EXERCISE OBJECTIVE:
Every line that includes the word "calendar" is to be listed.

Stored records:
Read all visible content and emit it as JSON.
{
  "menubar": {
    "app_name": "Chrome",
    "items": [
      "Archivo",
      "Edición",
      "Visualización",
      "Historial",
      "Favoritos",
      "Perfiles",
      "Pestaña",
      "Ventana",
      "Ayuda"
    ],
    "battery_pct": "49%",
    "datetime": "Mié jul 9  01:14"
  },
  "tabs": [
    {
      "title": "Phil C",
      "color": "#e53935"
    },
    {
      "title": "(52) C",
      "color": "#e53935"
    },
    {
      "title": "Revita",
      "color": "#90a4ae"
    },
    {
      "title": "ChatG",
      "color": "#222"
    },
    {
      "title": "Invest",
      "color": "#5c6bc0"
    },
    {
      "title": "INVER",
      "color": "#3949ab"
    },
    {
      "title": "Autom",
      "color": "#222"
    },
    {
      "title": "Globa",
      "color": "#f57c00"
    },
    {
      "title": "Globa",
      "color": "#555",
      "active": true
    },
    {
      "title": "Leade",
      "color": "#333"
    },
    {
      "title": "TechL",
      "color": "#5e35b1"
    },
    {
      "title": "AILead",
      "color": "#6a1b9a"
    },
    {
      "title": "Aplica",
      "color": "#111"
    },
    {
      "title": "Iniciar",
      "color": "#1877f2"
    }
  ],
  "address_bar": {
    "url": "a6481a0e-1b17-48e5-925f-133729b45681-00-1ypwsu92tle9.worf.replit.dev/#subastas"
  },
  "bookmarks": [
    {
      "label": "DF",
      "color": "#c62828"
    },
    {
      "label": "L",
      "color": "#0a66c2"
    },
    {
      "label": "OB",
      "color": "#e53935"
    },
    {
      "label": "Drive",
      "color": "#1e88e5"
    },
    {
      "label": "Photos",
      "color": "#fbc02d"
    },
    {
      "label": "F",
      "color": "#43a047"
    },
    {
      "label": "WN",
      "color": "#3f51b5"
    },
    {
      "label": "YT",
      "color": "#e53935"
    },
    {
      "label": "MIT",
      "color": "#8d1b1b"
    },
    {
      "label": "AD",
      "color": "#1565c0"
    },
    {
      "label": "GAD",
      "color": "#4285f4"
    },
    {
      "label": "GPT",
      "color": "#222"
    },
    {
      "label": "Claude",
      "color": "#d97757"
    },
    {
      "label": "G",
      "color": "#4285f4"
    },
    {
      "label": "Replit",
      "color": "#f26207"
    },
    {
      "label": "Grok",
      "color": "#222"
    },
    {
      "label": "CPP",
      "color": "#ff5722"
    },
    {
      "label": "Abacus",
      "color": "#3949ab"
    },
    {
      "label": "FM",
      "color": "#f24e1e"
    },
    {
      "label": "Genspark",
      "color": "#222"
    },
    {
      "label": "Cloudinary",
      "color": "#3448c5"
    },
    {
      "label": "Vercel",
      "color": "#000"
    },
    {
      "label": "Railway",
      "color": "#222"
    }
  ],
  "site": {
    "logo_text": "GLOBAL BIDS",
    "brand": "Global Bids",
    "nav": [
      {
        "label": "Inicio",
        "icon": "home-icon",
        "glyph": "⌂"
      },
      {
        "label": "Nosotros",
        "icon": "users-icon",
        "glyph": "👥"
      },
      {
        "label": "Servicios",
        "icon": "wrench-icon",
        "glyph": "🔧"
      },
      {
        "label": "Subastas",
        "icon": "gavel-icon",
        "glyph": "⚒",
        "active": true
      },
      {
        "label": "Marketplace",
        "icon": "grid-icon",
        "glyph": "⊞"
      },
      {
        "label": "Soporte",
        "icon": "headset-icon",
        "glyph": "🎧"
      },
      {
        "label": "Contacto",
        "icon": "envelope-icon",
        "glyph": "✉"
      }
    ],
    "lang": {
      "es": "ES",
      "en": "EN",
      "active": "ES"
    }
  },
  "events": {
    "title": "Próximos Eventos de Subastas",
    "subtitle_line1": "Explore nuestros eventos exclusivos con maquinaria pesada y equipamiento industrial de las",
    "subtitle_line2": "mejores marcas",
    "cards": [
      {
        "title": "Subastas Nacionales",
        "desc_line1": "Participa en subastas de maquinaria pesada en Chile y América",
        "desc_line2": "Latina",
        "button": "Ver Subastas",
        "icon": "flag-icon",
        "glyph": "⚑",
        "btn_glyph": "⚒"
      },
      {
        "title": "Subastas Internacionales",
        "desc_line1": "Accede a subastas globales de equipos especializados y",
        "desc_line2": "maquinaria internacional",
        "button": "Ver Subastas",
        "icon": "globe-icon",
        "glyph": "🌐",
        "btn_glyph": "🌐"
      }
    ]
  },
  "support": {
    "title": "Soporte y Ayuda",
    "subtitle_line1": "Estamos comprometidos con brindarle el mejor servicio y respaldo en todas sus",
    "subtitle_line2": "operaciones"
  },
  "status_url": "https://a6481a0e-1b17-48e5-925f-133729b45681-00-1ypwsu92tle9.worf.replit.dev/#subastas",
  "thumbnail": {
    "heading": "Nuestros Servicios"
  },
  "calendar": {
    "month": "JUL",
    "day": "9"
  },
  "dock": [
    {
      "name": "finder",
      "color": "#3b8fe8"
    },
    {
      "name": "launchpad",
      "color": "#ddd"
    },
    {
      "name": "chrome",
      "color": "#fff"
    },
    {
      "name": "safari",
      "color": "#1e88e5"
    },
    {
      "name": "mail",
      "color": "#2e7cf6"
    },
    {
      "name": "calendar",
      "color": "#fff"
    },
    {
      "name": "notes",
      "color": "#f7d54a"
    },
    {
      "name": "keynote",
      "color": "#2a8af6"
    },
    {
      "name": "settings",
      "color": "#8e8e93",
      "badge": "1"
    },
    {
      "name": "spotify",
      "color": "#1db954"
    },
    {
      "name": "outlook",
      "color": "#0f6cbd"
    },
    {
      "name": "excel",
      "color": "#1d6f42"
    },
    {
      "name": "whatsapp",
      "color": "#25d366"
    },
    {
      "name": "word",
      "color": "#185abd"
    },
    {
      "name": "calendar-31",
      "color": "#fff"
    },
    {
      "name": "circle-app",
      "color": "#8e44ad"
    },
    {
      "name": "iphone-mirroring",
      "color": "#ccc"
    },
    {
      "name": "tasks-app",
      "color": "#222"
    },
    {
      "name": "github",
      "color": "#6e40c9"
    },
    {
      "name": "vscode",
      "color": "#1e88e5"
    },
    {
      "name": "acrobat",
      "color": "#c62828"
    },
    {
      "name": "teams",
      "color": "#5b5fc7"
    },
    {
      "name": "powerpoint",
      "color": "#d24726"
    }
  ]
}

OUTPUT FOR THIS TASK:
  "calendar": {
      "name": "calendar",
      "name": "calendar-31",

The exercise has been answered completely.